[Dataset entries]
------------------------

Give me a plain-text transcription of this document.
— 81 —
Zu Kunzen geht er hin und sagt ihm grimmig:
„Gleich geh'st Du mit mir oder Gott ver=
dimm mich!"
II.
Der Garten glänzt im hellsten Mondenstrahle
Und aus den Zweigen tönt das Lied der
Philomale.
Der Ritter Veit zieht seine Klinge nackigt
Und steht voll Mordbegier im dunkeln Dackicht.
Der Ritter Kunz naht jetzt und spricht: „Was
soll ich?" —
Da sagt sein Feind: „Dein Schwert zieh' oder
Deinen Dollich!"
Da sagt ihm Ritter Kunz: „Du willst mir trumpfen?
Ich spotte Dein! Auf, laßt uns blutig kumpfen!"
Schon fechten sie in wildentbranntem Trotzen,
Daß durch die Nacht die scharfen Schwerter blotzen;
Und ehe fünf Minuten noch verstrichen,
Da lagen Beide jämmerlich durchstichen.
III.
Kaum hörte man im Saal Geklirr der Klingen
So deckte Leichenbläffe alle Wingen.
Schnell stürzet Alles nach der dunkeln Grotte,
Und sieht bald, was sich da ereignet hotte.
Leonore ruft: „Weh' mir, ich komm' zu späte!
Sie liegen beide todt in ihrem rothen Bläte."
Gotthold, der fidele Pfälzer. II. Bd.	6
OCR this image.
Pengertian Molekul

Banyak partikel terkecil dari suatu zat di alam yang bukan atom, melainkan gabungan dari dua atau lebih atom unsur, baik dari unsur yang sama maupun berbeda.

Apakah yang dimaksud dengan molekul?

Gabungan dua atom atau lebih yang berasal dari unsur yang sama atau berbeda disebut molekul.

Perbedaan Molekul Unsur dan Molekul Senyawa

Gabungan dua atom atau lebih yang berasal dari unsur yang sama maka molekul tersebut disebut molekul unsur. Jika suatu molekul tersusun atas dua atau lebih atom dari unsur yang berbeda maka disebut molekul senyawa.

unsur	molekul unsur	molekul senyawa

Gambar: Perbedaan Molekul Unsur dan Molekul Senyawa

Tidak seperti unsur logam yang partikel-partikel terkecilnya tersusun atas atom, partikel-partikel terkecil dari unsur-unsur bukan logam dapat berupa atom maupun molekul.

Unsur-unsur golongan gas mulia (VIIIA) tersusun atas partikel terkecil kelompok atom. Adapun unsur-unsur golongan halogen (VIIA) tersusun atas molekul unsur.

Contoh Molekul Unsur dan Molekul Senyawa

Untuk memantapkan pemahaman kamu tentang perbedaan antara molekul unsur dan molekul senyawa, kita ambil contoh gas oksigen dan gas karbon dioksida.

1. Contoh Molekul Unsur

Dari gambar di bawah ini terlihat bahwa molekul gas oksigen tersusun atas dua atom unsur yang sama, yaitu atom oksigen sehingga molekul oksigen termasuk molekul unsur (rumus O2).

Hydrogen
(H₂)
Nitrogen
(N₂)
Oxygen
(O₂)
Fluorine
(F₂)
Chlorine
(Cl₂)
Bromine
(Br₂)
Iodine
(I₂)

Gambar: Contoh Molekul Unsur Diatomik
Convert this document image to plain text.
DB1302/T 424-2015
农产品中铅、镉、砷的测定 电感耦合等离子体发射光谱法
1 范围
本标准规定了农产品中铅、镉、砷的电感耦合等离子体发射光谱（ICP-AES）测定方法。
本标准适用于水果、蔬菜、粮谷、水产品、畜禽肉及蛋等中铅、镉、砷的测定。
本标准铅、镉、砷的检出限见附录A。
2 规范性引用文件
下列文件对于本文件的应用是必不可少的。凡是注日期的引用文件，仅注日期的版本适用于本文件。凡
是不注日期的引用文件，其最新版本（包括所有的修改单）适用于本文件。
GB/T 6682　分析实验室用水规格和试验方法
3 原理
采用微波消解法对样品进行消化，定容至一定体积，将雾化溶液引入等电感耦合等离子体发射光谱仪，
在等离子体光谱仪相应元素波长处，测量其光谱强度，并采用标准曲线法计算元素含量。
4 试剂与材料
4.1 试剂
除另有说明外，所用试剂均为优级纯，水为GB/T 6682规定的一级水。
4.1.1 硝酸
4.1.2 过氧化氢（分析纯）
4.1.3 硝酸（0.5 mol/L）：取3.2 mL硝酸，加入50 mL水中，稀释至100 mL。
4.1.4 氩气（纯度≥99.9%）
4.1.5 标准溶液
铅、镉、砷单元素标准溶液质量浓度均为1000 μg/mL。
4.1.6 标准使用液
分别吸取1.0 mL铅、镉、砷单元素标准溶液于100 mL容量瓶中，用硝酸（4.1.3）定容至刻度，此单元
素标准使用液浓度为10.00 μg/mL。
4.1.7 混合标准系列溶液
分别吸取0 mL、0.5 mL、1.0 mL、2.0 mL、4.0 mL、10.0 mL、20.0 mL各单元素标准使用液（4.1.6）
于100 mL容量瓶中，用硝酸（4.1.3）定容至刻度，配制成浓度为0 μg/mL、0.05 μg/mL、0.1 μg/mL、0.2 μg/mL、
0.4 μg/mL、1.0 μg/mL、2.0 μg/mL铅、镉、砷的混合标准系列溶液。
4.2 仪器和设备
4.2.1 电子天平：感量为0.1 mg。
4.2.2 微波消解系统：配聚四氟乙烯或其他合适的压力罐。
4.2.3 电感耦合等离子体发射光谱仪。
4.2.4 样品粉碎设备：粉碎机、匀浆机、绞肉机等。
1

------------------------

■ **BRIEF**
Each line that holds the word "dunkeln" should be extracted from the records.

■ **SOLUTION TO THIS TASK**
Und steht voll Mordbegier im dunkeln Dackicht.
Schnell stürzet Alles nach der dunkeln Grotte,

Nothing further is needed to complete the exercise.